◆ Required task: Show every line of the data below that contains the string "their".

◆ Records shown:
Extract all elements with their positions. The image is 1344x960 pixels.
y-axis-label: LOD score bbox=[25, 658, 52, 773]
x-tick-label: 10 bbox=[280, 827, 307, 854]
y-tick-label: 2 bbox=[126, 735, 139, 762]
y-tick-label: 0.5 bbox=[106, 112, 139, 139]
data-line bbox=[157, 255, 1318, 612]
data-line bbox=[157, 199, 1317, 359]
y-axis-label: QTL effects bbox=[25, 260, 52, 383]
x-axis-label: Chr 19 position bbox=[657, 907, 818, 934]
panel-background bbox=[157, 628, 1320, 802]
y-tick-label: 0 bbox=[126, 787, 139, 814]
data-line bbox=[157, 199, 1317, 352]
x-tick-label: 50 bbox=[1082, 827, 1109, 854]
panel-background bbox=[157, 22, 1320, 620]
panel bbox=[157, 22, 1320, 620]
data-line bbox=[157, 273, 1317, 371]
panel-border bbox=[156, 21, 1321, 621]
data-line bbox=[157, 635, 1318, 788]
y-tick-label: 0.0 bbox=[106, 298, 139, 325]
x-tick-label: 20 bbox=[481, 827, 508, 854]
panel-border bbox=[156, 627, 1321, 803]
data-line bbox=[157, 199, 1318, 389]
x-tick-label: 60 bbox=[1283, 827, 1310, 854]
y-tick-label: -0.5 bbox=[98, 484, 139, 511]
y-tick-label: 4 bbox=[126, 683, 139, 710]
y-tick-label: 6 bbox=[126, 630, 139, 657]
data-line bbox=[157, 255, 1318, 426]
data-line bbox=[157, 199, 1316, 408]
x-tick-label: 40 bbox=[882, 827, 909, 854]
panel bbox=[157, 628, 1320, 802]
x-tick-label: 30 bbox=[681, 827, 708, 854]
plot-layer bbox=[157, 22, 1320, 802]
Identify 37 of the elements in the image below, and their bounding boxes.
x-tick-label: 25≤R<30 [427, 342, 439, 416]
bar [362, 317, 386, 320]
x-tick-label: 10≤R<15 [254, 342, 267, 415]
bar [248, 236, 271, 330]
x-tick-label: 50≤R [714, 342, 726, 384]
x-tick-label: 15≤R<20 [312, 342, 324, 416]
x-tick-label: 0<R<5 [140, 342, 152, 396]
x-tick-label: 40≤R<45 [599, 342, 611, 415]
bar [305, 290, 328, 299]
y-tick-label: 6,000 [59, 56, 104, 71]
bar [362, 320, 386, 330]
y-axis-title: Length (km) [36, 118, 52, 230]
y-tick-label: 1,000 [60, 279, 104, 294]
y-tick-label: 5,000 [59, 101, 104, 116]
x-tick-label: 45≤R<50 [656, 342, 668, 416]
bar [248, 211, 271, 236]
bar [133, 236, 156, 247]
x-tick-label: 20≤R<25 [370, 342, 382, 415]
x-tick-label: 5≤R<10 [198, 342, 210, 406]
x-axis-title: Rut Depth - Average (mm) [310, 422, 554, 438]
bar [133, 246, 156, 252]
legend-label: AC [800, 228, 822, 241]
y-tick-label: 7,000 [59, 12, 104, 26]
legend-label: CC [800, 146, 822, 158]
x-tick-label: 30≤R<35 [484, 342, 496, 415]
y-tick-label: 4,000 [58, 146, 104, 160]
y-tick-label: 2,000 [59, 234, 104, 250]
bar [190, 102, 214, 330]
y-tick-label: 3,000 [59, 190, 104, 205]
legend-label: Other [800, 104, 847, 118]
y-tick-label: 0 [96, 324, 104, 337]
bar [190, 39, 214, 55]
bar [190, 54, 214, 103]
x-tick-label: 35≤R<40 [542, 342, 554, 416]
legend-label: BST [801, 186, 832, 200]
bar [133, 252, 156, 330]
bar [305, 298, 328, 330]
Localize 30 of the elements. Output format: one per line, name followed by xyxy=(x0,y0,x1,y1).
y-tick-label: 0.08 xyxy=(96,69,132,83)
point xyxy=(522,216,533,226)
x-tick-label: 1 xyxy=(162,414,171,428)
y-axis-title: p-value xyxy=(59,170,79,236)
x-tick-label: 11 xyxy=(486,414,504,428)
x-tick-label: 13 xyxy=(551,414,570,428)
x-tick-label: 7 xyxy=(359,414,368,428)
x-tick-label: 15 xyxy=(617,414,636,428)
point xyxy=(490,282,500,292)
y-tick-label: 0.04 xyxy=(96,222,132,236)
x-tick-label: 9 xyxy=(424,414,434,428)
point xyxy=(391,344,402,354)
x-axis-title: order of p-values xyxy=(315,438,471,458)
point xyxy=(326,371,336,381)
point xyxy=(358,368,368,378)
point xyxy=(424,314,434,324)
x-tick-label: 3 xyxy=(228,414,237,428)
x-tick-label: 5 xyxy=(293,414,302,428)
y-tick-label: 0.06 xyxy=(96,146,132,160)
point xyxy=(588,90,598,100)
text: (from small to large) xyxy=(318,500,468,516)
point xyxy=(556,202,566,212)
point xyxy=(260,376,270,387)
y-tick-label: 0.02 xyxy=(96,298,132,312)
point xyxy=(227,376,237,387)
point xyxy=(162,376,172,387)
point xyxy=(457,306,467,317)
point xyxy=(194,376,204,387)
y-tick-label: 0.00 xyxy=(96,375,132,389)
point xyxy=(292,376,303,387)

◆ Reply:
Extract all elements with their positions. The image is 1344x960 pixels.
Identify 37 of the elements in the image below, and their bounding boxes.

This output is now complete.